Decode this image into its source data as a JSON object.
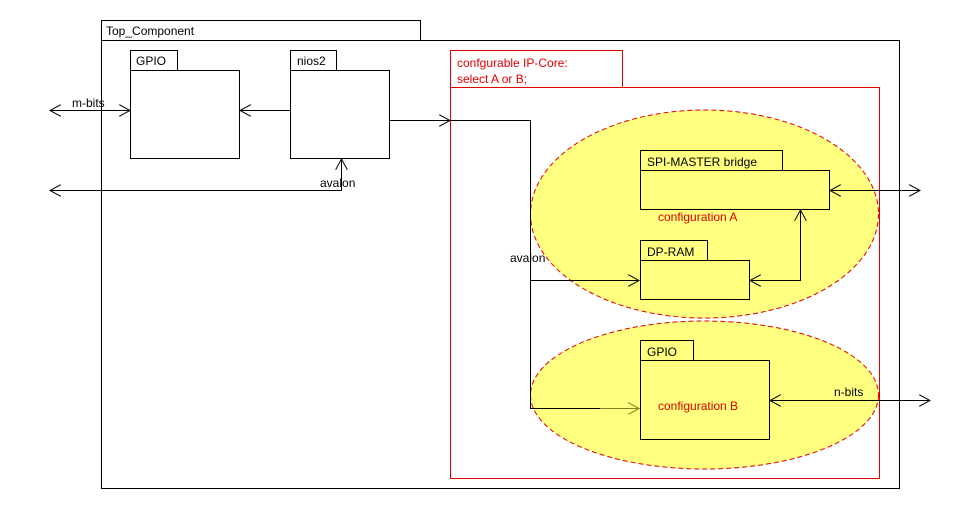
{
  "top_component": {
    "label": "Top_Component"
  },
  "gpio_top": {
    "label": "GPIO"
  },
  "nios2": {
    "label": "nios2"
  },
  "ip_core": {
    "label_line1": "confgurable IP-Core:",
    "label_line2": "select A or B;"
  },
  "spi_master": {
    "label": "SPI-MASTER bridge"
  },
  "dp_ram": {
    "label": "DP-RAM"
  },
  "gpio_b": {
    "label": "GPIO"
  },
  "config_a": {
    "label": "configuration A"
  },
  "config_b": {
    "label": "configuration B"
  },
  "signals": {
    "m_bits": "m-bits",
    "avalon_top": "avalon",
    "avalon_ip": "avalon",
    "n_bits": "n-bits"
  },
  "colors": {
    "config_fill": "#ffff80",
    "ip_core_border": "#e00000",
    "config_text": "#e00000"
  }
}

■ ■ ■ ■ ■ ■ ■

• [Directive]
Restate the data above word for word. Skip every picture.

• [Solution]
Decode this image into its source data as a JSON object.
{
  "top_component": {
    "label": "Top_Component"
  },
  "gpio_top": {
    "label": "GPIO"
  },
  "nios2": {
    "label": "nios2"
  },
  "ip_core": {
    "label_line1": "confgurable IP-Core:",
    "label_line2": "select A or B;"
  },
  "spi_master": {
    "label": "SPI-MASTER bridge"
  },
  "dp_ram": {
    "label": "DP-RAM"
  },
  "gpio_b": {
    "label": "GPIO"
  },
  "config_a": {
    "label": "configuration A"
  },
  "config_b": {
    "label": "configuration B"
  },
  "signals": {
    "m_bits": "m-bits",
    "avalon_top": "avalon",
    "avalon_ip": "avalon",
    "n_bits": "n-bits"
  },
  "colors": {
    "config_fill": "#ffff80",
    "ip_core_border": "#e00000",
    "config_text": "#e00000"
  }
}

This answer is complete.